__Problem to solve__.
Copy every record below, exactly as written.

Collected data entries

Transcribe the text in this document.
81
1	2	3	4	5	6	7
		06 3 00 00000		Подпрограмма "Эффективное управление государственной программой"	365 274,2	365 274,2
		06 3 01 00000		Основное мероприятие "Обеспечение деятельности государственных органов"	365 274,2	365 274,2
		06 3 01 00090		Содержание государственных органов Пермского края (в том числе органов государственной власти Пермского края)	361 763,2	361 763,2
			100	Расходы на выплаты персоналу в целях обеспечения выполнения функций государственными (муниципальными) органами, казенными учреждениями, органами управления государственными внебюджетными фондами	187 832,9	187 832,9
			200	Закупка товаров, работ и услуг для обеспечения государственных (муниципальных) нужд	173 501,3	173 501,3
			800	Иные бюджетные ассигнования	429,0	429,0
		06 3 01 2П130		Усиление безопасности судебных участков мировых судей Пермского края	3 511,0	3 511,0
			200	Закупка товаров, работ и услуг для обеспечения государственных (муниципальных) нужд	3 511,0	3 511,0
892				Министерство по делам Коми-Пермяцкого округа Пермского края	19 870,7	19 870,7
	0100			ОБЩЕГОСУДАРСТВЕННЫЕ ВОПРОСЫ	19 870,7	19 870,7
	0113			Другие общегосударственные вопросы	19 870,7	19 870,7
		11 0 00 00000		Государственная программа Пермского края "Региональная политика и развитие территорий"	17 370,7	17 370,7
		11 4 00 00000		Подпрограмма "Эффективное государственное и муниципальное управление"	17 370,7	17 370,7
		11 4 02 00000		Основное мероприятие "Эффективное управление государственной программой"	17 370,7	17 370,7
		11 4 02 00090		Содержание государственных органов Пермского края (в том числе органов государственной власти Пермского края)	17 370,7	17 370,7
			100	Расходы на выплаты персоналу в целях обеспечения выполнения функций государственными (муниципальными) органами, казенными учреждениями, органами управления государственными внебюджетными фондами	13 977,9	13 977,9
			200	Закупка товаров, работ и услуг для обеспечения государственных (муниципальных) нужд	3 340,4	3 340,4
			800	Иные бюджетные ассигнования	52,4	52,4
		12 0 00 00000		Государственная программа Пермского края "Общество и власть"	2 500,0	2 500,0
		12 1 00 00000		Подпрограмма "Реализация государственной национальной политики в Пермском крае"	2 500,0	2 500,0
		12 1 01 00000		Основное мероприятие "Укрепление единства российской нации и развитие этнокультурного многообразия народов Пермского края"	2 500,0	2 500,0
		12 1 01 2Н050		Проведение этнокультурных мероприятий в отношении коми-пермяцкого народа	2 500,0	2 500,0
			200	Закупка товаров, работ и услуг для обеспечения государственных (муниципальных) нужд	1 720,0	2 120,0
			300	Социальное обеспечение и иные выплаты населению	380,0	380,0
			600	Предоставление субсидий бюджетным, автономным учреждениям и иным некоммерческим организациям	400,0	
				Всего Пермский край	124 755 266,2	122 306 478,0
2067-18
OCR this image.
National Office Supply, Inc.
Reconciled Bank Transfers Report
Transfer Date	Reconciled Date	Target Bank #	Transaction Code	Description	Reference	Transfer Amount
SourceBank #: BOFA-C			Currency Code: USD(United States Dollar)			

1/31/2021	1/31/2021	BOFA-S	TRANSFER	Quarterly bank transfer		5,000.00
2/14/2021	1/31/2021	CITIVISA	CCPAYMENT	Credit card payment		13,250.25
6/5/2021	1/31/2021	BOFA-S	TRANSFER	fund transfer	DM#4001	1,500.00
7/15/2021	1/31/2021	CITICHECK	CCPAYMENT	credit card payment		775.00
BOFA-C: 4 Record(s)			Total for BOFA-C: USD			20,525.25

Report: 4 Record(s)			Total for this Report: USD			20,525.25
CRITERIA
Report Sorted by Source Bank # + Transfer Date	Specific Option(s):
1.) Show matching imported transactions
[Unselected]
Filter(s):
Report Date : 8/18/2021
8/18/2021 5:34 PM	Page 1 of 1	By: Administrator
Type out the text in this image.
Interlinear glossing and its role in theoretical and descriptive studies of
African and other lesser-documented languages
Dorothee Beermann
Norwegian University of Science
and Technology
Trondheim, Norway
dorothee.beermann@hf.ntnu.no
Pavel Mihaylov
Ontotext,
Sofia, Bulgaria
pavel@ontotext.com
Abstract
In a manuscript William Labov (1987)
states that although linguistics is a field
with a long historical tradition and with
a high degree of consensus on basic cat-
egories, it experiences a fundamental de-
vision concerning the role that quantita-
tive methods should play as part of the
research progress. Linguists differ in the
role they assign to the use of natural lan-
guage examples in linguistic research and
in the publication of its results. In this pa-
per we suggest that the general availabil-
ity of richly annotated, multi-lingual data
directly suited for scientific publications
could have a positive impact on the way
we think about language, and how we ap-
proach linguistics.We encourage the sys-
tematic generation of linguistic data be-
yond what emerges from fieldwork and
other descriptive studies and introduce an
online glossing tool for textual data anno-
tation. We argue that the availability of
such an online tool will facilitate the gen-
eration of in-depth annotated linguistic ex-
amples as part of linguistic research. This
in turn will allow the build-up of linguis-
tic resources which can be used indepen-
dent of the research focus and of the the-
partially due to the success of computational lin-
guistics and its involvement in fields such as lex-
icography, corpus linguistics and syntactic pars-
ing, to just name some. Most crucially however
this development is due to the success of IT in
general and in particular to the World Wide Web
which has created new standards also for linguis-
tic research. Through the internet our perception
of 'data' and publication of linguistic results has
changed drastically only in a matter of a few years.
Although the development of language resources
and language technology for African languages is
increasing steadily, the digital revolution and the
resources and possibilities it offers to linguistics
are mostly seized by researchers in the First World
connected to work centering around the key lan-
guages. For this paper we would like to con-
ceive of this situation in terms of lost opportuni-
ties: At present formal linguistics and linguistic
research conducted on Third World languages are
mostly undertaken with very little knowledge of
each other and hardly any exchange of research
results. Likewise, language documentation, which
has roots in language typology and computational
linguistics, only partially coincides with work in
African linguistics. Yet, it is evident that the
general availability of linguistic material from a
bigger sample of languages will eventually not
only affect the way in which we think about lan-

__Task answer__.
Transcribe the text in this document.
81
1	2	3	4	5	6	7
		06 3 00 00000		Подпрограмма "Эффективное управление государственной программой"	365 274,2	365 274,2
		06 3 01 00000		Основное мероприятие "Обеспечение деятельности государственных органов"	365 274,2	365 274,2
		06 3 01 00090		Содержание государственных органов Пермского края (в том числе органов государственной власти Пермского края)	361 763,2	361 763,2
			100	Расходы на выплаты персоналу в целях обеспечения выполнения функций государственными (муниципальными) органами, казенными учреждениями, органами управления государственными внебюджетными фондами	187 832,9	187 832,9
			200	Закупка товаров, работ и услуг для обеспечения государственных (муниципальных) нужд	173 501,3	173 501,3
			800	Иные бюджетные ассигнования	429,0	429,0
		06 3 01 2П130		Усиление безопасности судебных участков мировых судей Пермского края	3 511,0	3 511,0
			200	Закупка товаров, работ и услуг для обеспечения государственных (муниципальных) нужд	3 511,0	3 511,0
892				Министерство по делам Коми-Пермяцкого округа Пермского края	19 870,7	19 870,7
	0100			ОБЩЕГОСУДАРСТВЕННЫЕ ВОПРОСЫ	19 870,7	19 870,7
	0113			Другие общегосударственные вопросы	19 870,7	19 870,7
		11 0 00 00000		Государственная программа Пермского края "Региональная политика и развитие территорий"	17 370,7	17 370,7
		11 4 00 00000		Подпрограмма "Эффективное государственное и муниципальное управление"	17 370,7	17 370,7
		11 4 02 00000		Основное мероприятие "Эффективное управление государственной программой"	17 370,7	17 370,7
		11 4 02 00090		Содержание государственных органов Пермского края (в том числе органов государственной власти Пермского края)	17 370,7	17 370,7
			100	Расходы на выплаты персоналу в целях обеспечения выполнения функций государственными (муниципальными) органами, казенными учреждениями, органами управления государственными внебюджетными фондами	13 977,9	13 977,9
			200	Закупка товаров, работ и услуг для обеспечения государственных (муниципальных) нужд	3 340,4	3 340,4
			800	Иные бюджетные ассигнования	52,4	52,4
		12 0 00 00000		Государственная программа Пермского края "Общество и власть"	2 500,0	2 500,0
		12 1 00 00000		Подпрограмма "Реализация государственной национальной политики в Пермском крае"	2 500,0	2 500,0
		12 1 01 00000		Основное мероприятие "Укрепление единства российской нации и развитие этнокультурного многообразия народов Пермского края"	2 500,0	2 500,0
		12 1 01 2Н050		Проведение этнокультурных мероприятий в отношении коми-пермяцкого народа	2 500,0	2 500,0
			200	Закупка товаров, работ и услуг для обеспечения государственных (муниципальных) нужд	1 720,0	2 120,0
			300	Социальное обеспечение и иные выплаты населению	380,0	380,0
			600	Предоставление субсидий бюджетным, автономным учреждениям и иным некоммерческим организациям	400,0	
				Всего Пермский край	124 755 266,2	122 306 478,0
2067-18
OCR this image.
National Office Supply, Inc.
Reconciled Bank Transfers Report
Transfer Date	Reconciled Date	Target Bank #	Transaction Code	Description	Reference	Transfer Amount
SourceBank #: BOFA-C			Currency Code: USD(United States Dollar)			

1/31/2021	1/31/2021	BOFA-S	TRANSFER	Quarterly bank transfer		5,000.00
2/14/2021	1/31/2021	CITIVISA	CCPAYMENT	Credit card payment		13,250.25
6/5/2021	1/31/2021	BOFA-S	TRANSFER	fund transfer	DM#4001	1,500.00
7/15/2021	1/31/2021	CITICHECK	CCPAYMENT	credit card payment		775.00
BOFA-C: 4 Record(s)			Total for BOFA-C: USD			20,525.25

Report: 4 Record(s)			Total for this Report: USD			20,525.25
CRITERIA
Report Sorted by Source Bank # + Transfer Date	Specific Option(s):
1.) Show matching imported transactions
[Unselected]
Filter(s):
Report Date : 8/18/2021
8/18/2021 5:34 PM	Page 1 of 1	By: Administrator
Type out the text in this image.
Interlinear glossing and its role in theoretical and descriptive studies of
African and other lesser-documented languages
Dorothee Beermann
Norwegian University of Science
and Technology
Trondheim, Norway
dorothee.beermann@hf.ntnu.no
Pavel Mihaylov
Ontotext,
Sofia, Bulgaria
pavel@ontotext.com
Abstract
In a manuscript William Labov (1987)
states that although linguistics is a field
with a long historical tradition and with
a high degree of consensus on basic cat-
egories, it experiences a fundamental de-
vision concerning the role that quantita-
tive methods should play as part of the
research progress. Linguists differ in the
role they assign to the use of natural lan-
guage examples in linguistic research and
in the publication of its results. In this pa-
per we suggest that the general availabil-
ity of richly annotated, multi-lingual data
directly suited for scientific publications
could have a positive impact on the way
we think about language, and how we ap-
proach linguistics.We encourage the sys-
tematic generation of linguistic data be-
yond what emerges from fieldwork and
other descriptive studies and introduce an
online glossing tool for textual data anno-
tation. We argue that the availability of
such an online tool will facilitate the gen-
eration of in-depth annotated linguistic ex-
amples as part of linguistic research. This
in turn will allow the build-up of linguis-
tic resources which can be used indepen-
dent of the research focus and of the the-
partially due to the success of computational lin-
guistics and its involvement in fields such as lex-
icography, corpus linguistics and syntactic pars-
ing, to just name some. Most crucially however
this development is due to the success of IT in
general and in particular to the World Wide Web
which has created new standards also for linguis-
tic research. Through the internet our perception
of 'data' and publication of linguistic results has
changed drastically only in a matter of a few years.
Although the development of language resources
and language technology for African languages is
increasing steadily, the digital revolution and the
resources and possibilities it offers to linguistics
are mostly seized by researchers in the First World
connected to work centering around the key lan-
guages. For this paper we would like to con-
ceive of this situation in terms of lost opportuni-
ties: At present formal linguistics and linguistic
research conducted on Third World languages are
mostly undertaken with very little knowledge of
each other and hardly any exchange of research
results. Likewise, language documentation, which
has roots in language typology and computational
linguistics, only partially coincides with work in
African linguistics. Yet, it is evident that the
general availability of linguistic material from a
bigger sample of languages will eventually not
only affect the way in which we think about lan-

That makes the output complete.